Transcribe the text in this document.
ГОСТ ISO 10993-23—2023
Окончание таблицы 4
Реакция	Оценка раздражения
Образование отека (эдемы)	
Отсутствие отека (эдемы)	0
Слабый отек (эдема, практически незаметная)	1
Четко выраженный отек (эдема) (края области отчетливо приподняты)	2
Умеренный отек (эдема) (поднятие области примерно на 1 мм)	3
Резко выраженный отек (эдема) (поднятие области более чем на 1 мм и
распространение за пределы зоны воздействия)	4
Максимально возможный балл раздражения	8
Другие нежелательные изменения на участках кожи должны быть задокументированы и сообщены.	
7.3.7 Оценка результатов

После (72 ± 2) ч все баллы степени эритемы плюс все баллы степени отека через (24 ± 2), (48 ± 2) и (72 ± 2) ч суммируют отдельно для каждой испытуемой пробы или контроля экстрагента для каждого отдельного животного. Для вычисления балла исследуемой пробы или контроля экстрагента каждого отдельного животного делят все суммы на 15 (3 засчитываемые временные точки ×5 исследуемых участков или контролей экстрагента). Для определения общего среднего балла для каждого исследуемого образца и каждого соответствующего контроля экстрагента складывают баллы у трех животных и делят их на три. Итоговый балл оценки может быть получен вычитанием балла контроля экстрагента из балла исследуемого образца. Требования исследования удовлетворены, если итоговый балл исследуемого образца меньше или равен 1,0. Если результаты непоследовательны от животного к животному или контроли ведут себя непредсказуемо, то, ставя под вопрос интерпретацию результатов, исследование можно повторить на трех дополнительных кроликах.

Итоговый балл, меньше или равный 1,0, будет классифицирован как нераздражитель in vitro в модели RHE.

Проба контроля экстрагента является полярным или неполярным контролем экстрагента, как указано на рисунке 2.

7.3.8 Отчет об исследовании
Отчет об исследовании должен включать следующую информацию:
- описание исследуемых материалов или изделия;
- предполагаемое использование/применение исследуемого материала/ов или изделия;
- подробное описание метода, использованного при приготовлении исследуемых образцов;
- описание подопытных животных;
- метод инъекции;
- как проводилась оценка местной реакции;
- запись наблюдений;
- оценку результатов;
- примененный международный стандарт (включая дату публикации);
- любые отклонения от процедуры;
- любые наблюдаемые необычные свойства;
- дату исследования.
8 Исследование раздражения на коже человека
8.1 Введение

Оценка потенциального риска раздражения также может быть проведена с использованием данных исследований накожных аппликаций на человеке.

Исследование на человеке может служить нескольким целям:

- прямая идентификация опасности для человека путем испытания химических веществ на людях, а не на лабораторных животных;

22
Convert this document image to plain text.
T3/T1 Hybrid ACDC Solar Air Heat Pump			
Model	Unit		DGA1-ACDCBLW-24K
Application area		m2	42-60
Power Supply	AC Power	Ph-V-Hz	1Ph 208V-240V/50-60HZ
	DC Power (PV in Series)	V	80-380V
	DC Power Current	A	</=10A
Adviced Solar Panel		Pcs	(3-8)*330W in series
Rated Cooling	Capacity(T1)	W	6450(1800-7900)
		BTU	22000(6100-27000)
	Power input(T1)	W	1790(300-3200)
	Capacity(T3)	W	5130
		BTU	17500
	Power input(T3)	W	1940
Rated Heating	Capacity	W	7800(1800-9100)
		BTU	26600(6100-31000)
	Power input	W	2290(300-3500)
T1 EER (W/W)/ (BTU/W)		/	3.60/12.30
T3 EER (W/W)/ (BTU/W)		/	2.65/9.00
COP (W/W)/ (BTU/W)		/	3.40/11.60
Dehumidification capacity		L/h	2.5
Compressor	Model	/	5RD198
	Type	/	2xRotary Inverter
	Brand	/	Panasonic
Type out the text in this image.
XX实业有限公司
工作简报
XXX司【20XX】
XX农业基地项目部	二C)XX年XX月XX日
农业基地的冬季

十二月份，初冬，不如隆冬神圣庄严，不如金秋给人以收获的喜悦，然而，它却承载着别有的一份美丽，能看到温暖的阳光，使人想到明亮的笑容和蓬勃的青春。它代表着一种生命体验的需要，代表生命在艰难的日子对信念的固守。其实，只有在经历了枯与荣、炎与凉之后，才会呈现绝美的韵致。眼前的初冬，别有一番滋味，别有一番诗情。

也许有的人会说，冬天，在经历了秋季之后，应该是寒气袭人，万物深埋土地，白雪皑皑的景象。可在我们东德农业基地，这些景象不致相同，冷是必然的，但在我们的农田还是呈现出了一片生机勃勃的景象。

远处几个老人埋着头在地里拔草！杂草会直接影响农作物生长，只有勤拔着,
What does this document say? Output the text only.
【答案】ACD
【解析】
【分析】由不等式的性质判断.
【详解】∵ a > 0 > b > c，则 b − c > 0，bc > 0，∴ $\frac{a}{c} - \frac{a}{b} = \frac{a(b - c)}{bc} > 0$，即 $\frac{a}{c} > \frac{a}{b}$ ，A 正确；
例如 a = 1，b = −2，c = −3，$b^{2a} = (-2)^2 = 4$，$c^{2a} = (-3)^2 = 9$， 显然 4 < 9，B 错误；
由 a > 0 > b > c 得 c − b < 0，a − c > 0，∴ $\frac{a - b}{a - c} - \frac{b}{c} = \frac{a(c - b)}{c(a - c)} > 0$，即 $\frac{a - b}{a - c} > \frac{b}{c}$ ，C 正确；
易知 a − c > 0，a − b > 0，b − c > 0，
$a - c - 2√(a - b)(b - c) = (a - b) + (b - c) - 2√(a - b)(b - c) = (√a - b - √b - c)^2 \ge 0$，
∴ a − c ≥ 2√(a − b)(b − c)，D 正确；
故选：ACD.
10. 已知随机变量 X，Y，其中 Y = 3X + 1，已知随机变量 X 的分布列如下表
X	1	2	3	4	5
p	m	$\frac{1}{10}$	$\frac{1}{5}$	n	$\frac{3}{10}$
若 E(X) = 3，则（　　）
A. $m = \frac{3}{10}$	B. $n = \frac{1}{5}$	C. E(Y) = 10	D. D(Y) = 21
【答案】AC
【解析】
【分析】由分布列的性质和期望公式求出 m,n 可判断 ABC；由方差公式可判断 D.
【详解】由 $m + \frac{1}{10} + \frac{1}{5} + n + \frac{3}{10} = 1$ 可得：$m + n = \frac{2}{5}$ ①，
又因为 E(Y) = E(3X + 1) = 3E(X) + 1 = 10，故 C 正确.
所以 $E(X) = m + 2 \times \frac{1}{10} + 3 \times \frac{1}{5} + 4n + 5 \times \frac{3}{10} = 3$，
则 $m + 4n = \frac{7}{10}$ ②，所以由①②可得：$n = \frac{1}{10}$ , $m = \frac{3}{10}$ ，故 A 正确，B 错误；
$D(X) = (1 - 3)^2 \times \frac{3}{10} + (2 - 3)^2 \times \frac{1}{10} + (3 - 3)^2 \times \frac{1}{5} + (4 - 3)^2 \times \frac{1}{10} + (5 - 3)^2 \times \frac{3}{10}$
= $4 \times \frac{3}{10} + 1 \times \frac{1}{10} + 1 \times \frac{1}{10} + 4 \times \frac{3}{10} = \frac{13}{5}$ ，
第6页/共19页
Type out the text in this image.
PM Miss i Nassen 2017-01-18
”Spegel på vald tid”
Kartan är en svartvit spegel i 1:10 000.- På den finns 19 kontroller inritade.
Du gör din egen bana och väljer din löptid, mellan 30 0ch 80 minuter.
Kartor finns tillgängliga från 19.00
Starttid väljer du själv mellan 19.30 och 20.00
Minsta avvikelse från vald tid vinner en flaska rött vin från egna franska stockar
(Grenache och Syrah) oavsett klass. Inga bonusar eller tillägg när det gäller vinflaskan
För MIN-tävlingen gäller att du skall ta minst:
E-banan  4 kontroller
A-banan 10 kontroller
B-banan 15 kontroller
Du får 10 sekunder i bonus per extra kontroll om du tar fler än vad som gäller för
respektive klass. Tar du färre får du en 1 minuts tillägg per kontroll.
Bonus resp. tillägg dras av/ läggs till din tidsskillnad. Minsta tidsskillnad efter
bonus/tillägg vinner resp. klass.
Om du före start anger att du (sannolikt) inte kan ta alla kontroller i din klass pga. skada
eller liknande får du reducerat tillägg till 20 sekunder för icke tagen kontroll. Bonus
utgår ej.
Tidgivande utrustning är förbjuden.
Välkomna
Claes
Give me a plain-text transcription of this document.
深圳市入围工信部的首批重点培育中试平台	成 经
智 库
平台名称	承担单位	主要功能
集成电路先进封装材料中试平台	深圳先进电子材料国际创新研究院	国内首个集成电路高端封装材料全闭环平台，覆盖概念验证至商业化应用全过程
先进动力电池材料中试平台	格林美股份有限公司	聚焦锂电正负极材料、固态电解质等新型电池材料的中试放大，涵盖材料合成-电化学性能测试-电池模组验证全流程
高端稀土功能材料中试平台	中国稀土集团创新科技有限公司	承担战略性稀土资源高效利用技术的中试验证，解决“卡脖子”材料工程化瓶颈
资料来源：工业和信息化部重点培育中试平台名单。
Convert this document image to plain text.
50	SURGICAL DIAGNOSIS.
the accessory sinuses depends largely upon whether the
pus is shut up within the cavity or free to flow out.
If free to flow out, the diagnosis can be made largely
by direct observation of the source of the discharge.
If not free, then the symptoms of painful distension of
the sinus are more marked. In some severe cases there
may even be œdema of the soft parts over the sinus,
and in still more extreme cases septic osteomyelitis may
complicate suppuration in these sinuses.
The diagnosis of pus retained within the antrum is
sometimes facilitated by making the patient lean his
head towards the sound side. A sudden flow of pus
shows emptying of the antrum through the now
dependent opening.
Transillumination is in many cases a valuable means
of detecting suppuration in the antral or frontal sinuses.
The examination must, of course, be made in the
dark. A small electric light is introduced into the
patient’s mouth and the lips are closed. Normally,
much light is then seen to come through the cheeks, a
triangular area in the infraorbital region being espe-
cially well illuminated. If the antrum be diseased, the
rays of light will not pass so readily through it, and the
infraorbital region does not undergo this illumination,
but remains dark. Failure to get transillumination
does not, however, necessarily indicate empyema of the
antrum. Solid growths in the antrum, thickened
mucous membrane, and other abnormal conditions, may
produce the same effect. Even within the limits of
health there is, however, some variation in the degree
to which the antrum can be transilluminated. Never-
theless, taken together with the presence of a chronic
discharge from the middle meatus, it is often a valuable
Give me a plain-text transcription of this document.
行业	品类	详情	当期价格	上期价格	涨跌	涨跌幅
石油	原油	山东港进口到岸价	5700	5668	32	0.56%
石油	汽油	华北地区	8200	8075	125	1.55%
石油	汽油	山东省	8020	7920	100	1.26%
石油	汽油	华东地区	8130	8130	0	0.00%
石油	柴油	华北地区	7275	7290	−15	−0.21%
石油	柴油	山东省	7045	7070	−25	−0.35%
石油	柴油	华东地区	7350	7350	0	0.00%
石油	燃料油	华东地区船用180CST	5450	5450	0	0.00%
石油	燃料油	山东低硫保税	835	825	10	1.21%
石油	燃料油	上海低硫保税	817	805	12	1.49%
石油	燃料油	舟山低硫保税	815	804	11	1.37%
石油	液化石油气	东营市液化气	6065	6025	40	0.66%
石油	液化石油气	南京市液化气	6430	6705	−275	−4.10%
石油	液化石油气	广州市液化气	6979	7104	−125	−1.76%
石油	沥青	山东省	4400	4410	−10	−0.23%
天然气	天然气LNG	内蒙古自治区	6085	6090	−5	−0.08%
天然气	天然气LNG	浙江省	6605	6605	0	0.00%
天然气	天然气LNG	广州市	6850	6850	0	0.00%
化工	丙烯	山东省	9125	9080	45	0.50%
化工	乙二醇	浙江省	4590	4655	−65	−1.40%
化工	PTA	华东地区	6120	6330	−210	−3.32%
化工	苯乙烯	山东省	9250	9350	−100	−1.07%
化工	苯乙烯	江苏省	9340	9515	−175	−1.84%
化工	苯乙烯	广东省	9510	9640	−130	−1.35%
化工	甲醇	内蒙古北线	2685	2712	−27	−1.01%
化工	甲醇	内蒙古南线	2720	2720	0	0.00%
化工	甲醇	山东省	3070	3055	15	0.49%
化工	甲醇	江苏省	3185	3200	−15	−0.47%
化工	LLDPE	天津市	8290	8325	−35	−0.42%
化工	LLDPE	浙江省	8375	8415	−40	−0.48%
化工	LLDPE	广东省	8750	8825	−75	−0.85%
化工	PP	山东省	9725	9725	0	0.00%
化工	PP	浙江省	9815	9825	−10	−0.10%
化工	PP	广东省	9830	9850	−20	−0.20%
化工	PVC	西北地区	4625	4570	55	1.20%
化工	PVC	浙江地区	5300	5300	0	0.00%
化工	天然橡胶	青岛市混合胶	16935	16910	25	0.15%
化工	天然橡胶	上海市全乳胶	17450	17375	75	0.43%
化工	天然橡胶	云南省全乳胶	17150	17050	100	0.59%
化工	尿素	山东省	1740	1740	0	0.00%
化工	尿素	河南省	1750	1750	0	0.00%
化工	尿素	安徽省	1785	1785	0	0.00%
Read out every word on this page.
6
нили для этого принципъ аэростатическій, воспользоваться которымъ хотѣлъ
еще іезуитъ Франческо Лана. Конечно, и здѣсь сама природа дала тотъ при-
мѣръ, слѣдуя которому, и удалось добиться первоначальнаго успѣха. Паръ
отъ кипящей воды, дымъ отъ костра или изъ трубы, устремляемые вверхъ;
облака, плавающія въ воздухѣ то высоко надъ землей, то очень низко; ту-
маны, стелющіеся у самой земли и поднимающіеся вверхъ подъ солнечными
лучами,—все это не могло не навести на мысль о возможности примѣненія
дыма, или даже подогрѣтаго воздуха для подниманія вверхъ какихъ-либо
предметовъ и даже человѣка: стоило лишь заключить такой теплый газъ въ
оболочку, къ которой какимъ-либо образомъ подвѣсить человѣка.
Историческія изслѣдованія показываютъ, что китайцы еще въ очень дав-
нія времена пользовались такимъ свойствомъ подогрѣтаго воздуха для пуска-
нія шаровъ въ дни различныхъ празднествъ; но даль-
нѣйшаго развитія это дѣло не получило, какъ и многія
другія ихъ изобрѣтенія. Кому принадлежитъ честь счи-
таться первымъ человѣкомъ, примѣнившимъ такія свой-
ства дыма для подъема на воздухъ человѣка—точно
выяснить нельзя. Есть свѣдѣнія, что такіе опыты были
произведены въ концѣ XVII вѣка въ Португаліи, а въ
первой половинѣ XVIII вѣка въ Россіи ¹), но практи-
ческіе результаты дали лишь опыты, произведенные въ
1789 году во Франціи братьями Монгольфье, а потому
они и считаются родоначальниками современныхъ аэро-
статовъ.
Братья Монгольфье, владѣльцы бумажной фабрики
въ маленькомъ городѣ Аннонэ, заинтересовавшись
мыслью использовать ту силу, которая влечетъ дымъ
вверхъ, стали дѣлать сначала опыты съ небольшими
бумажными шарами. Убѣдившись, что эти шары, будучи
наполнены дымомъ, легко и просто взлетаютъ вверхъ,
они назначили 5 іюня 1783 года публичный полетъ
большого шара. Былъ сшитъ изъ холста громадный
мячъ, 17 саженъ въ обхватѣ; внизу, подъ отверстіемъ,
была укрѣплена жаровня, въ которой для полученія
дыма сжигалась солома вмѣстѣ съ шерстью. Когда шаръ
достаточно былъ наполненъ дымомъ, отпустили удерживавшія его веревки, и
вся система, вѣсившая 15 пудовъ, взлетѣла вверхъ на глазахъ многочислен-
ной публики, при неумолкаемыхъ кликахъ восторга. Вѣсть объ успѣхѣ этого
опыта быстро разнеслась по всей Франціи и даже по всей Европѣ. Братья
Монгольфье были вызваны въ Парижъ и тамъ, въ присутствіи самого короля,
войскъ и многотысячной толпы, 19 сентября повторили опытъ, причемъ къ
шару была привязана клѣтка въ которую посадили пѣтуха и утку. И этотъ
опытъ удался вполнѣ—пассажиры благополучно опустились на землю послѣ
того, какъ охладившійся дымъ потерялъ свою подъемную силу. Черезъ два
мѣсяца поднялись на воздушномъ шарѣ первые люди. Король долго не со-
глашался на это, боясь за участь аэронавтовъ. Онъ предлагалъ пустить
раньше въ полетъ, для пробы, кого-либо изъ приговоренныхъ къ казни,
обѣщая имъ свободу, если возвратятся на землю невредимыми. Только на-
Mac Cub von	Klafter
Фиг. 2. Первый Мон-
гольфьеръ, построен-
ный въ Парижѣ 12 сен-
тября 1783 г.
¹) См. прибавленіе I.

▸ **WORK INSTRUCTIONS**
Copy each line in the data that holds the word "полетъ".

▸ **FULL OUTPUT**
они назначили 5 іюня 1783 года публичный полетъ
раньше въ полетъ, для пробы, кого-либо изъ приговоренныхъ къ казни,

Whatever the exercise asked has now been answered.